> STORED DATA

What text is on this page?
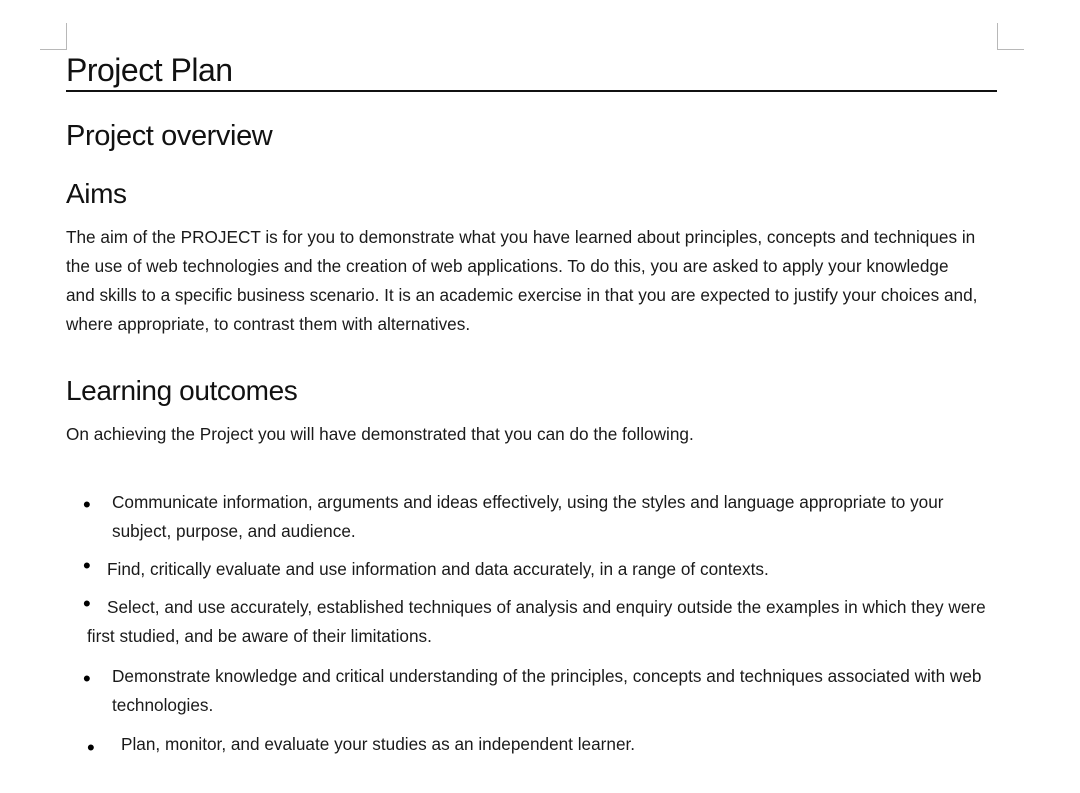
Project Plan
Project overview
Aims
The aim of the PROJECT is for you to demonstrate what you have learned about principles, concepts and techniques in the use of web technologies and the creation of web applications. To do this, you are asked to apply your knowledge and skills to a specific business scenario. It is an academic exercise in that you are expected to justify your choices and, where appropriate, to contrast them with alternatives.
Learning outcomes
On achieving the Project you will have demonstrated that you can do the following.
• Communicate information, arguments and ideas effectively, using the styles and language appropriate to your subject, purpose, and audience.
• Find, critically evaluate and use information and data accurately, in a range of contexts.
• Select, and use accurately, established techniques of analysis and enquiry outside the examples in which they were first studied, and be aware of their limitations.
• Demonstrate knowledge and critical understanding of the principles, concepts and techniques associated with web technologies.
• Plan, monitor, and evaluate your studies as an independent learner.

> TASK TO CARRY OUT
Using the data above, write out every line exactly, leaving the images behind.

> TASK ANSWER
What text is on this page?
Project Plan
Project overview
Aims
The aim of the PROJECT is for you to demonstrate what you have learned about principles, concepts and techniques in the use of web technologies and the creation of web applications. To do this, you are asked to apply your knowledge and skills to a specific business scenario. It is an academic exercise in that you are expected to justify your choices and, where appropriate, to contrast them with alternatives.
Learning outcomes
On achieving the Project you will have demonstrated that you can do the following.
• Communicate information, arguments and ideas effectively, using the styles and language appropriate to your subject, purpose, and audience.
• Find, critically evaluate and use information and data accurately, in a range of contexts.
• Select, and use accurately, established techniques of analysis and enquiry outside the examples in which they were first studied, and be aware of their limitations.
• Demonstrate knowledge and critical understanding of the principles, concepts and techniques associated with web technologies.
• Plan, monitor, and evaluate your studies as an independent learner.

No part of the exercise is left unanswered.